SHORT EXERCISE: Which lines below hold the word "Papa"? Report each one.

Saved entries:
※

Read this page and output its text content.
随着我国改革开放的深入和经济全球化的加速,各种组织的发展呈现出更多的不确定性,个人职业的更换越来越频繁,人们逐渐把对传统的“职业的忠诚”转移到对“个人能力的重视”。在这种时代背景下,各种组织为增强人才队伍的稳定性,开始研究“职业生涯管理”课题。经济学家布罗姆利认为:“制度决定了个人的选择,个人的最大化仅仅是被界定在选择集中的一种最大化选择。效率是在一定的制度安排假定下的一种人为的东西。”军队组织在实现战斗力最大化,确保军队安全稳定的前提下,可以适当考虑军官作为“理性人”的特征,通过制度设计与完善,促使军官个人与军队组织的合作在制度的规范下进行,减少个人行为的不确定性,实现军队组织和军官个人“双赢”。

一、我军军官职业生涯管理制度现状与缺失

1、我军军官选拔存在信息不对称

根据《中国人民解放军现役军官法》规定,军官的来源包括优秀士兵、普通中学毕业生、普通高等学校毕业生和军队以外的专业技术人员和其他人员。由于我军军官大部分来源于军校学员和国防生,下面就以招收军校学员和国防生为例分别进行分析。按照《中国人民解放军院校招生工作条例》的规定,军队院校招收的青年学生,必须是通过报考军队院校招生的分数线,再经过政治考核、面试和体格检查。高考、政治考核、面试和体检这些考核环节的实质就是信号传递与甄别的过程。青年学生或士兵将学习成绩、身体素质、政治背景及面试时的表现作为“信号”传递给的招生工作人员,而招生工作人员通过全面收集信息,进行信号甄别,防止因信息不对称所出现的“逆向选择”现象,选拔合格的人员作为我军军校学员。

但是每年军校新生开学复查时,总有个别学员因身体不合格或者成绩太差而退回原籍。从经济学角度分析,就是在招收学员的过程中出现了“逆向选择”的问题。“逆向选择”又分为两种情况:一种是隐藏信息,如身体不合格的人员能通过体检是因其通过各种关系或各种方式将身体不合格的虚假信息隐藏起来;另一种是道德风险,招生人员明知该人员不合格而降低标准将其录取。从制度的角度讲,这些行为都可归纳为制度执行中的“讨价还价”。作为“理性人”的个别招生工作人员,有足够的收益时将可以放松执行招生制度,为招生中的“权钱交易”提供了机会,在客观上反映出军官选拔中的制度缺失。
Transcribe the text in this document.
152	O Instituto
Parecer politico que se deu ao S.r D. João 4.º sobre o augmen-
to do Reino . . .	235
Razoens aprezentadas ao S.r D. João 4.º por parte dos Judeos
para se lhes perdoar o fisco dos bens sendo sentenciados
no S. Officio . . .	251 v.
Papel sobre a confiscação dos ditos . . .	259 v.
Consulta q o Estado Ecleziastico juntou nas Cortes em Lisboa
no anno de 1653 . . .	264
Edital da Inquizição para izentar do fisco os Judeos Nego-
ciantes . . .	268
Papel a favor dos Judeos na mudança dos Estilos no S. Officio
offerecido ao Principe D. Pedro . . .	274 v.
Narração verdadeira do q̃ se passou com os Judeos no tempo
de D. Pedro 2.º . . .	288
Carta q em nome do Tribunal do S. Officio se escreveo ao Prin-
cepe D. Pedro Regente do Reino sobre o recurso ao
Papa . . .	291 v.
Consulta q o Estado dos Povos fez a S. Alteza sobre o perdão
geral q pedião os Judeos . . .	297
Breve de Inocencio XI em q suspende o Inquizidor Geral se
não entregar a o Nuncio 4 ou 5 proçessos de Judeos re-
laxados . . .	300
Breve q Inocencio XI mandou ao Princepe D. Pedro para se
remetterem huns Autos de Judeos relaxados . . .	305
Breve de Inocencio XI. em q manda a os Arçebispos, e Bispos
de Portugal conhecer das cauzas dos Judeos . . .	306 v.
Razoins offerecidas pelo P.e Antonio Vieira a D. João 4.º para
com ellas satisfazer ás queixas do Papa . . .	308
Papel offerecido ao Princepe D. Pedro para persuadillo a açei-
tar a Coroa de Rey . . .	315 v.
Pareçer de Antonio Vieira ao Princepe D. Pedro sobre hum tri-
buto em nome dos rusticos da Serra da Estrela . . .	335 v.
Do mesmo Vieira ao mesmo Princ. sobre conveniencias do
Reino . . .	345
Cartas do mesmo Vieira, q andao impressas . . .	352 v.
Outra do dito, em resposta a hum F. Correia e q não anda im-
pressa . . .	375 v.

※

FULL SOLUTION:
Papa . . .	291 v.
com ellas satisfazer ás queixas do Papa . . .	308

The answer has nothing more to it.